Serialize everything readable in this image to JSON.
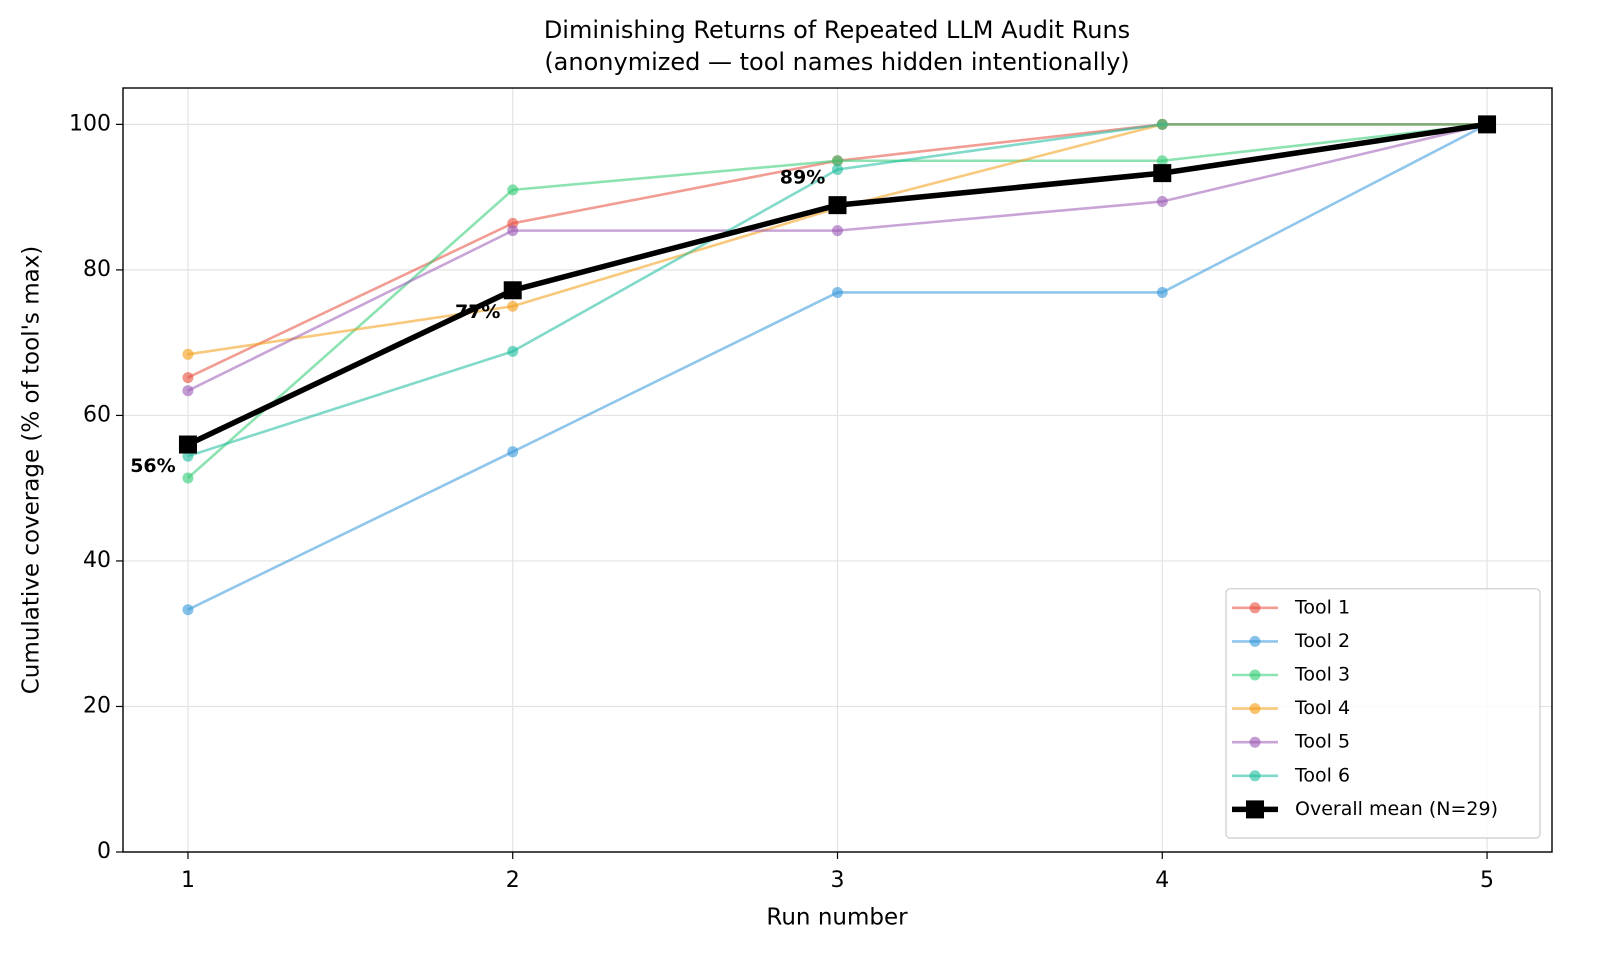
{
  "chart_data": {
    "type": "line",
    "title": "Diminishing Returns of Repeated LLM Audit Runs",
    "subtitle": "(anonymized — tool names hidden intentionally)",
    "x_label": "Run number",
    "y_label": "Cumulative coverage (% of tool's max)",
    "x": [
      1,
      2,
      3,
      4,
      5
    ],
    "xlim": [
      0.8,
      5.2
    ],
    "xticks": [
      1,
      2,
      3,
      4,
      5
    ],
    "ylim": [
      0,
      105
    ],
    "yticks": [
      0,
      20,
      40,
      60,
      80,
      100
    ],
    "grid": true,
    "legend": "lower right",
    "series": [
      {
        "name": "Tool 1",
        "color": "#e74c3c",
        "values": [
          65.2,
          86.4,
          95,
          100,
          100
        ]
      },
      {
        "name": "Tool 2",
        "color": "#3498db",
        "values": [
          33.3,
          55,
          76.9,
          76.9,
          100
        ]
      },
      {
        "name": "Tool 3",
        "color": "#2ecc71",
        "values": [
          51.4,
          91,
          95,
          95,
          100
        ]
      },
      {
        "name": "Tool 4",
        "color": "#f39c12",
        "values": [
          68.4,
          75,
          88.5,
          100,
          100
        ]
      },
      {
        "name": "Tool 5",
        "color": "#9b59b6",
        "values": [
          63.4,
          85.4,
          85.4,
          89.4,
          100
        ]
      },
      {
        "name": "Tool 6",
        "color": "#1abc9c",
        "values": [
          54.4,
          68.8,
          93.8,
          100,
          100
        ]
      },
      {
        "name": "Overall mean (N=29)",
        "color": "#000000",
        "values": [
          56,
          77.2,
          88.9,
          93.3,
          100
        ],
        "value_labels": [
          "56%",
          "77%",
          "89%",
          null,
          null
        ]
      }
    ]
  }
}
* * *
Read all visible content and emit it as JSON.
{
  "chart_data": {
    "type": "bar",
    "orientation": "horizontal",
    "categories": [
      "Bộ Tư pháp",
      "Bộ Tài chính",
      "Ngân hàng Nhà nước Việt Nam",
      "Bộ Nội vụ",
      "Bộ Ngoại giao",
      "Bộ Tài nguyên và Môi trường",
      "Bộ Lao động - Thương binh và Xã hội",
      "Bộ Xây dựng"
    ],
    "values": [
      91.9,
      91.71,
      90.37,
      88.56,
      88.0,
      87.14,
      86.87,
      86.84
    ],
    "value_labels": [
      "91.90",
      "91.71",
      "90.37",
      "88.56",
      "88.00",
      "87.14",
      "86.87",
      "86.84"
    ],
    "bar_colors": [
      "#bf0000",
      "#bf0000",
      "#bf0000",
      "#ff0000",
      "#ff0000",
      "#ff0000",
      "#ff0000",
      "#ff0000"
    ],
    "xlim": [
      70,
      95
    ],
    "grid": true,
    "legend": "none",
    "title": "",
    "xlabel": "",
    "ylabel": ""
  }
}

*GIVEN PROBLEM:* In the records above, locate every line with the string "JSON" and copy it.

*OUTPUT OF THE TASK:*
Serialize everything readable in this image to JSON.
Read all visible content and emit it as JSON.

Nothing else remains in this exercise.